*EXERCISE REQUIREMENTS*
Search the listing below for the string "Beaumont" and show each line that contains it.

————————

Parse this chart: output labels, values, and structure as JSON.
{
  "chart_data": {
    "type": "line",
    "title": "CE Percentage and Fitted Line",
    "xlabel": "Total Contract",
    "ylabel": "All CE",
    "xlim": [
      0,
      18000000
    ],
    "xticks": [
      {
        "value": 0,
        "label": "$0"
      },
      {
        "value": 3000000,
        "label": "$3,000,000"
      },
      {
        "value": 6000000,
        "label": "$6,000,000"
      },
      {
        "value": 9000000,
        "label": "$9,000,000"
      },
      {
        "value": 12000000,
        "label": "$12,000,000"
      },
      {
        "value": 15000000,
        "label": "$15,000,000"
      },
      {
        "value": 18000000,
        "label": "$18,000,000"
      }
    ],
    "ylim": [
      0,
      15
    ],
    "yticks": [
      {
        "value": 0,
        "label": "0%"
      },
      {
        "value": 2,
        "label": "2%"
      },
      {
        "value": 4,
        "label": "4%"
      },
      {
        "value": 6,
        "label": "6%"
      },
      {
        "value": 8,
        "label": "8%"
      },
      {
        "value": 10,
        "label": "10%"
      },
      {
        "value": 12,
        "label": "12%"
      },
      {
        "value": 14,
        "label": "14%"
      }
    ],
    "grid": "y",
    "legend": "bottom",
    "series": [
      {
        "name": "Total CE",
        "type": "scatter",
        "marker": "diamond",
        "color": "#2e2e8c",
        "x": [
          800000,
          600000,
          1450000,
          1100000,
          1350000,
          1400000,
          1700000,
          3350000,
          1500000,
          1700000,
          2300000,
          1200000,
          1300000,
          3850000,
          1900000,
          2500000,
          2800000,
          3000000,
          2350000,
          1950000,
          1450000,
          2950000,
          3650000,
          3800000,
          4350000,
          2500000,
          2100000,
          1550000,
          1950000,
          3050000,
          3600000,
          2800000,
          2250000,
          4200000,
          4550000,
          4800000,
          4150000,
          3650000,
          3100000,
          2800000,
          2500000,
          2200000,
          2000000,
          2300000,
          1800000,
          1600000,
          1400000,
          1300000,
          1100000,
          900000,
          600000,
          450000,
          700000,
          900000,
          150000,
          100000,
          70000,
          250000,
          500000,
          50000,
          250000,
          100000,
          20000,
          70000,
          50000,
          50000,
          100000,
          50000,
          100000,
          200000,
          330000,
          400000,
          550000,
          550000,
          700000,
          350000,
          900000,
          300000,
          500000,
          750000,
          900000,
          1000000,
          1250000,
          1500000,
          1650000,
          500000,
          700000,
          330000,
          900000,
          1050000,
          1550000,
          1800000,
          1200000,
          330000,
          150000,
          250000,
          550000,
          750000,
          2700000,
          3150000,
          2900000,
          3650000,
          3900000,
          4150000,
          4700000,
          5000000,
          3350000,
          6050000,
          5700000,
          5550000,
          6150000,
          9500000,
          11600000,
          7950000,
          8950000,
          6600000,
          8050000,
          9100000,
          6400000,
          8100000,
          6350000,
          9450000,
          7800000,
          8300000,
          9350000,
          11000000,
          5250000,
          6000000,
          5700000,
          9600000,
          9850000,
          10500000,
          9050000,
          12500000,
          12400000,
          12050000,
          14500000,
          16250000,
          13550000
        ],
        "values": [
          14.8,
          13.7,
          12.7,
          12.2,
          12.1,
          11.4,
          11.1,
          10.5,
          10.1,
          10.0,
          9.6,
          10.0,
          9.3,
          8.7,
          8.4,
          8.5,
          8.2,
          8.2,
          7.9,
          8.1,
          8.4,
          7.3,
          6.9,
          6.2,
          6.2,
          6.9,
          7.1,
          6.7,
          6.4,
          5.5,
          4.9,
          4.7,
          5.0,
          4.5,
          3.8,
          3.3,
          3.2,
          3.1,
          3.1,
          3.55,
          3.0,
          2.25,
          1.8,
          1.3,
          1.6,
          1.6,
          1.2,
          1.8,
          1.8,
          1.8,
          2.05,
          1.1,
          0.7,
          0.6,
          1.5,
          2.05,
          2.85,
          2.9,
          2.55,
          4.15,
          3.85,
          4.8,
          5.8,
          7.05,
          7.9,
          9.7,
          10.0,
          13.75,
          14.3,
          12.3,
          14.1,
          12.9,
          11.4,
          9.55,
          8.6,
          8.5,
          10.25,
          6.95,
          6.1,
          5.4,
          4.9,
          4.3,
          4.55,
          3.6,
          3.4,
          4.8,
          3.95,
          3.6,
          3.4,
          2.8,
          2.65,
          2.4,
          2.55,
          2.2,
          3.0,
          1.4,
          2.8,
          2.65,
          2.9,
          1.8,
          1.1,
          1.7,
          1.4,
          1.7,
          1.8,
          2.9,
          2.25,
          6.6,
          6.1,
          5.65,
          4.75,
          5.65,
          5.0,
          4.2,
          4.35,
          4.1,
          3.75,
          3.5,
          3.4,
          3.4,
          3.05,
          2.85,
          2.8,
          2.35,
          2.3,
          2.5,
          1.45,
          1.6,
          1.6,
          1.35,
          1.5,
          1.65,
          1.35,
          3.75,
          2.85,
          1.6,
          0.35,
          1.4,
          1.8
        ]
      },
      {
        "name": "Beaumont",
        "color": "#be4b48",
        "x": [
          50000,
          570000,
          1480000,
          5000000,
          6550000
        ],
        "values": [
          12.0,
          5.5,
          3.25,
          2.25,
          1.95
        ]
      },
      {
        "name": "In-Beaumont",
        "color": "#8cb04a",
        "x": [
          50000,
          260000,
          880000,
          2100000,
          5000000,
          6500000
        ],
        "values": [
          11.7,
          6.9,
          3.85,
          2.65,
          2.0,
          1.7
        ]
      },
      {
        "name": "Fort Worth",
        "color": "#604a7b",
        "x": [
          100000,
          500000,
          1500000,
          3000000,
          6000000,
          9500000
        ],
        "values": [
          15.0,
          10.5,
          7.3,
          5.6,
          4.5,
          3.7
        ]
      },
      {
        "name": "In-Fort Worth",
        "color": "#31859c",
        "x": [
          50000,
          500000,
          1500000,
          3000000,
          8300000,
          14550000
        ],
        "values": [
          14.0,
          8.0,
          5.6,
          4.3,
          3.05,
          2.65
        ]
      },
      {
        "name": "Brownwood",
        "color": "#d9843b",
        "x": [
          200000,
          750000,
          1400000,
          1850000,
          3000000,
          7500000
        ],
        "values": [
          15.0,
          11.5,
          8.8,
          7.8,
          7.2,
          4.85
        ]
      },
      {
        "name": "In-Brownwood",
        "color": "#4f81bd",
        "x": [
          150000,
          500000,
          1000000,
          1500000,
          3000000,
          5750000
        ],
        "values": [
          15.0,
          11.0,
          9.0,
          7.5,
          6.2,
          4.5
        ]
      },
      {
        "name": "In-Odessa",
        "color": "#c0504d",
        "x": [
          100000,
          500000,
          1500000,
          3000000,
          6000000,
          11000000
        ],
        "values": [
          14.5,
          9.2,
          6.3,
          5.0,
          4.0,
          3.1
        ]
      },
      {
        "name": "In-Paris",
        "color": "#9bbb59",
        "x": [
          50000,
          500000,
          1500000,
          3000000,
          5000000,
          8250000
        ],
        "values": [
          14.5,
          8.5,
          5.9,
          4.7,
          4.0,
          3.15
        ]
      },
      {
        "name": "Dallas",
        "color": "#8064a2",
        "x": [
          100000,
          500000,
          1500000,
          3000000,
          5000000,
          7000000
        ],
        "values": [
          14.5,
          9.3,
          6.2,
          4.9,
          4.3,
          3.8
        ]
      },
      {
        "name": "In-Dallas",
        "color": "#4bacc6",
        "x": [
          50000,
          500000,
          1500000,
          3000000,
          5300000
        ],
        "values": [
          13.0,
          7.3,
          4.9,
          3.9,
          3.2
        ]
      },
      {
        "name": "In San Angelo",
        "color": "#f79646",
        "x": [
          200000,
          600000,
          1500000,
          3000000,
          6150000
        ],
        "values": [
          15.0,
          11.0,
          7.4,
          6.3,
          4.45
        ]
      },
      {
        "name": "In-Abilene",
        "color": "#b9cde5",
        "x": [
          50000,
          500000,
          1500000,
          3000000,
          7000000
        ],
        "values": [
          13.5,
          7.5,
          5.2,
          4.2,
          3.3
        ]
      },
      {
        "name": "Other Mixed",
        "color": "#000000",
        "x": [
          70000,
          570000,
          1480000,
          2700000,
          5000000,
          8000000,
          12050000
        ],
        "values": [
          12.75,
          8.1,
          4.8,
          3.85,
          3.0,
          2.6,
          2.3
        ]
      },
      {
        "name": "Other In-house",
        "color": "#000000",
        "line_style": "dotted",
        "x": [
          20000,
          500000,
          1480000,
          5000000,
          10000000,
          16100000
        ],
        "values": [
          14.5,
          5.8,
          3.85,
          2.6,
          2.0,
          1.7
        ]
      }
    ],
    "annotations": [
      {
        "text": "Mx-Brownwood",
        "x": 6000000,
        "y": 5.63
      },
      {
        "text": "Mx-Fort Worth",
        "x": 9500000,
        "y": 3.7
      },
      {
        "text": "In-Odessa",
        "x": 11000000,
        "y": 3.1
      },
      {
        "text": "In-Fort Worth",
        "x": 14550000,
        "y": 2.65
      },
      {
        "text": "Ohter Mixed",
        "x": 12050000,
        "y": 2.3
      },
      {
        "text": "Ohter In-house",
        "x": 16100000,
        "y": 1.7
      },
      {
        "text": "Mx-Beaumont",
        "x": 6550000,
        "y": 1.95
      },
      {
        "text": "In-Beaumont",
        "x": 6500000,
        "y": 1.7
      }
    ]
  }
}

————————

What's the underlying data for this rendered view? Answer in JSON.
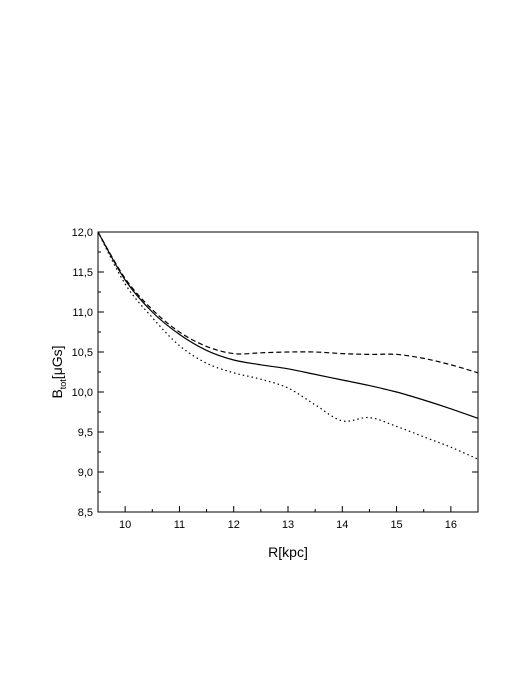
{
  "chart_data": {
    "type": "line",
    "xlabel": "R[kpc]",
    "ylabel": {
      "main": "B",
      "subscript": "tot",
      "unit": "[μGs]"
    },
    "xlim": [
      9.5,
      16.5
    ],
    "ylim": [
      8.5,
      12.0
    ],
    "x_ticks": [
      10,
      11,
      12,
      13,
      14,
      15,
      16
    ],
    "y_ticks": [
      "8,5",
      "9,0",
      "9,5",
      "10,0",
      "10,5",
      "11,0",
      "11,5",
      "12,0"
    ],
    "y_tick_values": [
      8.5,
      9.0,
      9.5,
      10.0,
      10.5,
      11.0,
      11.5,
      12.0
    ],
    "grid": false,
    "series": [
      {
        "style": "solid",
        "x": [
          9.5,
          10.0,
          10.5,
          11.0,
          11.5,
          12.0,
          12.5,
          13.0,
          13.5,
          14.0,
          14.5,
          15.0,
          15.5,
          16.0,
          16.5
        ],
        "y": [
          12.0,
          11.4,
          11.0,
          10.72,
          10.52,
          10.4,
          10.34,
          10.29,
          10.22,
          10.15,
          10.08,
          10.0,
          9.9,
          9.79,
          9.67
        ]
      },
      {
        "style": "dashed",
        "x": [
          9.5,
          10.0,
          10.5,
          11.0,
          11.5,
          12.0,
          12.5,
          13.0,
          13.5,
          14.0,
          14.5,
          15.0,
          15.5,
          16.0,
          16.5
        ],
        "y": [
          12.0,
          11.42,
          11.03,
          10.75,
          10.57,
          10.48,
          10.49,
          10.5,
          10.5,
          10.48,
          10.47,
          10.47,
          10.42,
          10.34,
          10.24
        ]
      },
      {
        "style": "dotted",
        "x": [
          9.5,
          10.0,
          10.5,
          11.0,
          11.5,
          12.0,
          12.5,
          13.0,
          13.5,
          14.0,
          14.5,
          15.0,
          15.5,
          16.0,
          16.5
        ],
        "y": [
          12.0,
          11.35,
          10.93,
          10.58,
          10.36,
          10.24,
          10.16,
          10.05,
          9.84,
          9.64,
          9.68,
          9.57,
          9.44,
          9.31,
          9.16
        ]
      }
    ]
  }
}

————————

*EXPECTED ANSWER*
        "name": "Beaumont",
        "name": "In-Beaumont",
        "text": "Mx-Beaumont",
        "text": "In-Beaumont",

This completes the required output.